_WHAT TO PRODUCE_
Find the line that contains "Decode this image". Then set down that line and all the lines after it, to the end of the records, exactly and with nothing added.

_RECORDS FOR THIS TASK_
++++++++++++++++++++

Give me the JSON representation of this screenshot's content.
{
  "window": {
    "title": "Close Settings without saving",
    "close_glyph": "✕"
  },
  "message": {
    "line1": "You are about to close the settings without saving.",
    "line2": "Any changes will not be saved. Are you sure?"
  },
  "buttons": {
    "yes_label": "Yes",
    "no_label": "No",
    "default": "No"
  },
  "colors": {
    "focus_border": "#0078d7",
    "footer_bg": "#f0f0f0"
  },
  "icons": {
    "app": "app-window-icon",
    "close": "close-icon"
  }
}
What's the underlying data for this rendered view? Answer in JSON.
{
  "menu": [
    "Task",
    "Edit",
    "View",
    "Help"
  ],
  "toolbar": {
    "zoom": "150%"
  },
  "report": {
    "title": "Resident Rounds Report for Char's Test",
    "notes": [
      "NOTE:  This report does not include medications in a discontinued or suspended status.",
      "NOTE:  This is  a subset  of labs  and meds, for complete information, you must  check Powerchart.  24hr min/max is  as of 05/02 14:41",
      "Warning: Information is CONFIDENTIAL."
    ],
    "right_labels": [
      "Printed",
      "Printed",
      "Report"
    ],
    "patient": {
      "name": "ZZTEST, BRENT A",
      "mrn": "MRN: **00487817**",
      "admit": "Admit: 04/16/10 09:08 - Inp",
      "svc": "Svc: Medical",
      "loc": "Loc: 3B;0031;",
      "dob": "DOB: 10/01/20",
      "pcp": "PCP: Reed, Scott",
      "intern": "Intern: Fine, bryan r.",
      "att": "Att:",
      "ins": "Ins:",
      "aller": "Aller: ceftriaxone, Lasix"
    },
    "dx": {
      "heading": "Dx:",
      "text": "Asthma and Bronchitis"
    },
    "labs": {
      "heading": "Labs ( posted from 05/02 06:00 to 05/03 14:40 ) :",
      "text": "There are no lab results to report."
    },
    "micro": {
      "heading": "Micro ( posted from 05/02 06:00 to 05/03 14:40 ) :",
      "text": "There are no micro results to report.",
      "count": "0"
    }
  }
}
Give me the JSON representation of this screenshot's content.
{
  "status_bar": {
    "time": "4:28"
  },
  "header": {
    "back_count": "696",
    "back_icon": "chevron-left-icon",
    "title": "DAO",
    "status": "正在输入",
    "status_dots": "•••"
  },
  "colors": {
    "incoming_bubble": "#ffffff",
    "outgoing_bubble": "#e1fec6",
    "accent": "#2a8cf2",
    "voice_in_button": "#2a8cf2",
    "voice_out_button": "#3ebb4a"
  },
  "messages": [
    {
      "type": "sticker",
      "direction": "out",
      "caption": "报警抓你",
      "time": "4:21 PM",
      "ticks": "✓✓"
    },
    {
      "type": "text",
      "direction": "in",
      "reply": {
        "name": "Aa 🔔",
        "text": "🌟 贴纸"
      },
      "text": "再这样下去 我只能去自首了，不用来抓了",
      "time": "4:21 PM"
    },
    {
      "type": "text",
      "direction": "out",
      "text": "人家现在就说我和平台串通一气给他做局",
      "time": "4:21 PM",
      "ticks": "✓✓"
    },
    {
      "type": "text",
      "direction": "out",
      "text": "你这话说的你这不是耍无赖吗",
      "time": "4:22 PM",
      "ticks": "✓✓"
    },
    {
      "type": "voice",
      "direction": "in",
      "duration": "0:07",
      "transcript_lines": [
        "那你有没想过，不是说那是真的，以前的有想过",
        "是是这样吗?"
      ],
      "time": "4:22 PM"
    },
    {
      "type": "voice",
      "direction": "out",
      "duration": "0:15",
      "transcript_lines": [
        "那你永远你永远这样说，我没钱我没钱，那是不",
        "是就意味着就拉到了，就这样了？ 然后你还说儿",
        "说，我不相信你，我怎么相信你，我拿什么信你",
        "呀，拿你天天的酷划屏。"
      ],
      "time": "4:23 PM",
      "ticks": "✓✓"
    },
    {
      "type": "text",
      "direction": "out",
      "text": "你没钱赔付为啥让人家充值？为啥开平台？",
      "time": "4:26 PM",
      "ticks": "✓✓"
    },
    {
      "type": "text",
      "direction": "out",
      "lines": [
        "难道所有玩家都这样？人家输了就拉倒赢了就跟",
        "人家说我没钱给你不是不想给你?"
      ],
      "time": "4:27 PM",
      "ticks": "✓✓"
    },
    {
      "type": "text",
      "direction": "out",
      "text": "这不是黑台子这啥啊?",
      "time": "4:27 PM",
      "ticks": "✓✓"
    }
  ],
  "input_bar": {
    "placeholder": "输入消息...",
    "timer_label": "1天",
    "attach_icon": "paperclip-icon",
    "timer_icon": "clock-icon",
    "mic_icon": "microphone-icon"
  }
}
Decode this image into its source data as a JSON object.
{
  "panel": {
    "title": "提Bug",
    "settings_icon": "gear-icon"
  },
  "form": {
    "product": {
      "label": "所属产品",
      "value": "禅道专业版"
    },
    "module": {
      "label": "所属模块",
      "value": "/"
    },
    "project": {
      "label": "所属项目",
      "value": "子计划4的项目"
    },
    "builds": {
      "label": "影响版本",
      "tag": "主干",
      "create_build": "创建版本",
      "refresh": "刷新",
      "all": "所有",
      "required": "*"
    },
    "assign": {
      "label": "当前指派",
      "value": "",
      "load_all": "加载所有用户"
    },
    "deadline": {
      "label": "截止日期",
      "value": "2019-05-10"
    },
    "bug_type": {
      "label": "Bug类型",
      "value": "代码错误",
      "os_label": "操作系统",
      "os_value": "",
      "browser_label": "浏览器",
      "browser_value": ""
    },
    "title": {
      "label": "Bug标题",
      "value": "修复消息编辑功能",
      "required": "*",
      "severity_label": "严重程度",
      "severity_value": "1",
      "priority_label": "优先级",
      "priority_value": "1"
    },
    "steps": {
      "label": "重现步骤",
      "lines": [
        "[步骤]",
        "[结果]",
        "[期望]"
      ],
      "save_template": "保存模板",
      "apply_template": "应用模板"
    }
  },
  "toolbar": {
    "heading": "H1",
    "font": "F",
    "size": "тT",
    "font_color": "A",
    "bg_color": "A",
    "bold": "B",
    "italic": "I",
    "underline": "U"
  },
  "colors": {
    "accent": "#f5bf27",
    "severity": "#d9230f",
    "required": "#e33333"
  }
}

++++++++++++++++++++

_RESULT BELOW_
Decode this image into its source data as a JSON object.
{
  "panel": {
    "title": "提Bug",
    "settings_icon": "gear-icon"
  },
  "form": {
    "product": {
      "label": "所属产品",
      "value": "禅道专业版"
    },
    "module": {
      "label": "所属模块",
      "value": "/"
    },
    "project": {
      "label": "所属项目",
      "value": "子计划4的项目"
    },
    "builds": {
      "label": "影响版本",
      "tag": "主干",
      "create_build": "创建版本",
      "refresh": "刷新",
      "all": "所有",
      "required": "*"
    },
    "assign": {
      "label": "当前指派",
      "value": "",
      "load_all": "加载所有用户"
    },
    "deadline": {
      "label": "截止日期",
      "value": "2019-05-10"
    },
    "bug_type": {
      "label": "Bug类型",
      "value": "代码错误",
      "os_label": "操作系统",
      "os_value": "",
      "browser_label": "浏览器",
      "browser_value": ""
    },
    "title": {
      "label": "Bug标题",
      "value": "修复消息编辑功能",
      "required": "*",
      "severity_label": "严重程度",
      "severity_value": "1",
      "priority_label": "优先级",
      "priority_value": "1"
    },
    "steps": {
      "label": "重现步骤",
      "lines": [
        "[步骤]",
        "[结果]",
        "[期望]"
      ],
      "save_template": "保存模板",
      "apply_template": "应用模板"
    }
  },
  "toolbar": {
    "heading": "H1",
    "font": "F",
    "size": "тT",
    "font_color": "A",
    "bg_color": "A",
    "bold": "B",
    "italic": "I",
    "underline": "U"
  },
  "colors": {
    "accent": "#f5bf27",
    "severity": "#d9230f",
    "required": "#e33333"
  }
}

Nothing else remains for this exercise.